• **Goal of the exercise**
Each line containing the word "value" must be reported.

** BEGIN **

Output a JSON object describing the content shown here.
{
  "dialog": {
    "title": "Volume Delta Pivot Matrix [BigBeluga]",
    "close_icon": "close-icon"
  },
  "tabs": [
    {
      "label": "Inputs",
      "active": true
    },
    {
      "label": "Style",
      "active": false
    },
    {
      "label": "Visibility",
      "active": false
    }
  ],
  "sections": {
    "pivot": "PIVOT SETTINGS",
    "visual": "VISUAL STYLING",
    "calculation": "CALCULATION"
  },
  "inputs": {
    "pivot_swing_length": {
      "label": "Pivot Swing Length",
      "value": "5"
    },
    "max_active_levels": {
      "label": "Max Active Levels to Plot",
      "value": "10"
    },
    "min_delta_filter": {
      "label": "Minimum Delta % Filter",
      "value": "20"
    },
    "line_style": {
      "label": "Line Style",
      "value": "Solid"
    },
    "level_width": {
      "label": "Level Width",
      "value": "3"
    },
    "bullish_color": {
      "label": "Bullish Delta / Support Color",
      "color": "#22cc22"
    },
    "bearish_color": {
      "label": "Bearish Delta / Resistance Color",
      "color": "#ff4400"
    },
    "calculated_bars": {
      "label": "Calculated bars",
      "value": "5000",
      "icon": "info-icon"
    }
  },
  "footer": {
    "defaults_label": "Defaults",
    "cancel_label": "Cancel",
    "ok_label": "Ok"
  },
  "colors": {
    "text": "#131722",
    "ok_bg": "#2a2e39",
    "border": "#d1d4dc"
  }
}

** END **

• **Exercise result**
      "value": "5"
      "value": "10"
      "value": "20"
      "value": "Solid"
      "value": "3"
      "value": "5000",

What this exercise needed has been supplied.